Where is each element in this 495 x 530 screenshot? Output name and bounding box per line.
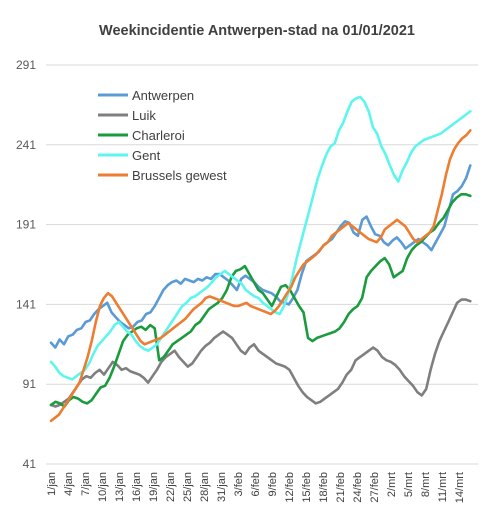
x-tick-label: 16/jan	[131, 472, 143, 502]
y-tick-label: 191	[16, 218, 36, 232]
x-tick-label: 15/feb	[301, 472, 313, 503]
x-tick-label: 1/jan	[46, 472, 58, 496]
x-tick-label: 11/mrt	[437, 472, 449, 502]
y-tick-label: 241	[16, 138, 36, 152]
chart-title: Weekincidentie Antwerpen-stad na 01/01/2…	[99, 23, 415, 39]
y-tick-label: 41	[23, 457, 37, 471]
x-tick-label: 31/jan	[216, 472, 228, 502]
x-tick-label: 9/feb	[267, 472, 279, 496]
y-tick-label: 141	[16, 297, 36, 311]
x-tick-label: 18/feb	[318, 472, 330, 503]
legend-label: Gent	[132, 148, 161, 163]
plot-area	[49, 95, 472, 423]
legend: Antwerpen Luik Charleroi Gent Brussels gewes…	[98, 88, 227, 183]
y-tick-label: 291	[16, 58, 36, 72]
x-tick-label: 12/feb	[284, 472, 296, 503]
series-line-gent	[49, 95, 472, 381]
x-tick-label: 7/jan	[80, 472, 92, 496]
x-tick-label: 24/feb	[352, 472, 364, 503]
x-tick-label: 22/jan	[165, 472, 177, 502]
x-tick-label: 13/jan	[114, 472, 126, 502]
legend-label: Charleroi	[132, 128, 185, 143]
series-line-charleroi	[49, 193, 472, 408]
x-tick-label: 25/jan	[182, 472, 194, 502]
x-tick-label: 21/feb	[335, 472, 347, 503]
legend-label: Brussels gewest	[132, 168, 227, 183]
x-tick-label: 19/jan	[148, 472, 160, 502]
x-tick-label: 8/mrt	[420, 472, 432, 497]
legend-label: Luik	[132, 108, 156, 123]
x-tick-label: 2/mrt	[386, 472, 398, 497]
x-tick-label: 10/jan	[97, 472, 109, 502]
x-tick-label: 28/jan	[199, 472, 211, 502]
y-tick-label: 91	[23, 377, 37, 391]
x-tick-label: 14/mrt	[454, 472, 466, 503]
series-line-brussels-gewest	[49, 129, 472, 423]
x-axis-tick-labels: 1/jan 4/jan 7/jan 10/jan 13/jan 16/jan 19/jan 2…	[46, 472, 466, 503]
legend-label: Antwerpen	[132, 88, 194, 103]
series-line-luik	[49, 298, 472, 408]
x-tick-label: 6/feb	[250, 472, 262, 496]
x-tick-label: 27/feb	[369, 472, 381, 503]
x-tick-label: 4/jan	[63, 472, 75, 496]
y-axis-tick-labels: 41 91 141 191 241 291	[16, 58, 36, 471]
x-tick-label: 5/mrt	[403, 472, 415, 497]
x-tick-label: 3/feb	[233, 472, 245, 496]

▸ Your objective: Copy out every line of the records above, leaving out the picture.

▸ Response for this exercise:
Where is each element in this 495 x 530 screenshot? Output name and bounding box per line.
x-tick-label: 16/jan	[131, 472, 143, 502]
y-tick-label: 191	[16, 218, 36, 232]
x-tick-label: 15/feb	[301, 472, 313, 503]
x-tick-label: 1/jan	[46, 472, 58, 496]
x-tick-label: 11/mrt	[437, 472, 449, 502]
y-tick-label: 241	[16, 138, 36, 152]
chart-title: Weekincidentie Antwerpen-stad na 01/01/2…	[99, 23, 415, 39]
y-tick-label: 41	[23, 457, 37, 471]
x-tick-label: 31/jan	[216, 472, 228, 502]
x-tick-label: 9/feb	[267, 472, 279, 496]
y-tick-label: 141	[16, 297, 36, 311]
x-tick-label: 18/feb	[318, 472, 330, 503]
legend-label: Gent	[132, 148, 161, 163]
plot-area	[49, 95, 472, 423]
legend: Antwerpen Luik Charleroi Gent Brussels gewes…	[98, 88, 227, 183]
y-tick-label: 291	[16, 58, 36, 72]
x-tick-label: 12/feb	[284, 472, 296, 503]
series-line-gent	[49, 95, 472, 381]
x-tick-label: 7/jan	[80, 472, 92, 496]
x-tick-label: 24/feb	[352, 472, 364, 503]
x-tick-label: 22/jan	[165, 472, 177, 502]
x-tick-label: 13/jan	[114, 472, 126, 502]
legend-label: Charleroi	[132, 128, 185, 143]
series-line-charleroi	[49, 193, 472, 408]
x-tick-label: 25/jan	[182, 472, 194, 502]
x-tick-label: 21/feb	[335, 472, 347, 503]
legend-label: Brussels gewest	[132, 168, 227, 183]
x-tick-label: 19/jan	[148, 472, 160, 502]
x-tick-label: 8/mrt	[420, 472, 432, 497]
legend-label: Luik	[132, 108, 156, 123]
x-tick-label: 2/mrt	[386, 472, 398, 497]
x-tick-label: 10/jan	[97, 472, 109, 502]
x-tick-label: 28/jan	[199, 472, 211, 502]
y-tick-label: 91	[23, 377, 37, 391]
x-tick-label: 14/mrt	[454, 472, 466, 503]
series-line-brussels-gewest	[49, 129, 472, 423]
x-axis-tick-labels: 1/jan 4/jan 7/jan 10/jan 13/jan 16/jan 19/jan 2…	[46, 472, 466, 503]
legend-label: Antwerpen	[132, 88, 194, 103]
series-line-luik	[49, 298, 472, 408]
x-tick-label: 6/feb	[250, 472, 262, 496]
x-tick-label: 27/feb	[369, 472, 381, 503]
x-tick-label: 4/jan	[63, 472, 75, 496]
y-axis-tick-labels: 41 91 141 191 241 291	[16, 58, 36, 471]
x-tick-label: 5/mrt	[403, 472, 415, 497]
x-tick-label: 3/feb	[233, 472, 245, 496]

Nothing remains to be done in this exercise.